> [Instructions to follow]
Gather every line below where "Sättigung" appears.
[Data for this exercise start]
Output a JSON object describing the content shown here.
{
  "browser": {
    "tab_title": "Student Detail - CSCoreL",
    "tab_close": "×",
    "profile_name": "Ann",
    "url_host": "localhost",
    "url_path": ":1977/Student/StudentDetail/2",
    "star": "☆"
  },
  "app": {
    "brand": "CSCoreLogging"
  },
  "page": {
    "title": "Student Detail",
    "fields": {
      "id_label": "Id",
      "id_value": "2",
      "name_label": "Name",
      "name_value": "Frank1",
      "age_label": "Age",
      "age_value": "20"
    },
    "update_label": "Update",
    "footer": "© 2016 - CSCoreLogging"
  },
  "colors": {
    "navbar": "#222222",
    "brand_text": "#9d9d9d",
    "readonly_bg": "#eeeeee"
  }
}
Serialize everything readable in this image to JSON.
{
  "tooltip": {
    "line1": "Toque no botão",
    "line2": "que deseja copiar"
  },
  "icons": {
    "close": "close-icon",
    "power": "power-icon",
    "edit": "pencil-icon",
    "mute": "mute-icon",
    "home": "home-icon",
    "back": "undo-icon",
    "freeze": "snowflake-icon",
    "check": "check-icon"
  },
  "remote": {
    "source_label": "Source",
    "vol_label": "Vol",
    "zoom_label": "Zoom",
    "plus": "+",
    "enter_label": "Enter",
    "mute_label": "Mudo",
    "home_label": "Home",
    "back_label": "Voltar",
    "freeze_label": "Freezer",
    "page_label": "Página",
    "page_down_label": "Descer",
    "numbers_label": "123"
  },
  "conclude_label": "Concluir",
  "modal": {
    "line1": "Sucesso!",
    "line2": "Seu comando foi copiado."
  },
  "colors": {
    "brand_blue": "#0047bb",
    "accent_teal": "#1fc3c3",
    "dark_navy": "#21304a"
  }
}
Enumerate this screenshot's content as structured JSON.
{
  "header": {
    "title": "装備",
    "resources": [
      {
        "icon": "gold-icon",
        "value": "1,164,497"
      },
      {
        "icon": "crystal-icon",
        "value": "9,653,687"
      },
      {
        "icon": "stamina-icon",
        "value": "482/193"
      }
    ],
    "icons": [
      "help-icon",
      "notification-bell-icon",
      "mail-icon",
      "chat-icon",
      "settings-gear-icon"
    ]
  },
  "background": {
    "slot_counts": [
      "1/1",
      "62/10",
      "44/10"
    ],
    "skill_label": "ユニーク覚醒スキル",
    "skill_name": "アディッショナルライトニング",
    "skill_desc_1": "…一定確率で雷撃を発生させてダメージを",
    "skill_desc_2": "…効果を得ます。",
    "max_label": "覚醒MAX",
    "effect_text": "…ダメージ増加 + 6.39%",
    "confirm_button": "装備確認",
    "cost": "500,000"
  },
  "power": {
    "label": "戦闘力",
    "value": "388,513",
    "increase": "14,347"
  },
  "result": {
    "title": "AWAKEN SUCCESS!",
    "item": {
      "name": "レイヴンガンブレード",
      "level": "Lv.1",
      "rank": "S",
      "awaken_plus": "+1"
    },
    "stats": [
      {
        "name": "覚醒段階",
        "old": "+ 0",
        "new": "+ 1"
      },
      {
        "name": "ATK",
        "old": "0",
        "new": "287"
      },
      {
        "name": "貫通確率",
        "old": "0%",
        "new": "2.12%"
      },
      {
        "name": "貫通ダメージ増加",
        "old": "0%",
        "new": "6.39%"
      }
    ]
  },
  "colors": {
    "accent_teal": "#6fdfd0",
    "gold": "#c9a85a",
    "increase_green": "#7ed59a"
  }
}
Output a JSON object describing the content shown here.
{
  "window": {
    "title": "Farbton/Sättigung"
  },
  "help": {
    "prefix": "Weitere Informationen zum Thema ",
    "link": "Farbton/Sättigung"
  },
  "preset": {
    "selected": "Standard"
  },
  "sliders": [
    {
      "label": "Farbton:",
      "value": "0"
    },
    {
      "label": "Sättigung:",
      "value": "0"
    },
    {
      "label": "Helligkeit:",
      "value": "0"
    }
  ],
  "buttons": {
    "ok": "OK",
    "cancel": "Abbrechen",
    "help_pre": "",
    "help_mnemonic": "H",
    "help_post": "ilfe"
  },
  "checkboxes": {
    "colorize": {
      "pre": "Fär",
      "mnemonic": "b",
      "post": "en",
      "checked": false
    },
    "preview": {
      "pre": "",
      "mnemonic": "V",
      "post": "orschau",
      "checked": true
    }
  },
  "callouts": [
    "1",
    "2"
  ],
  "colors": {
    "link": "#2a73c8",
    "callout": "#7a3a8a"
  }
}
[Data for this exercise end]
> [Response to the exercise]
    "title": "Farbton/Sättigung"
    "link": "Farbton/Sättigung"
      "label": "Sättigung:",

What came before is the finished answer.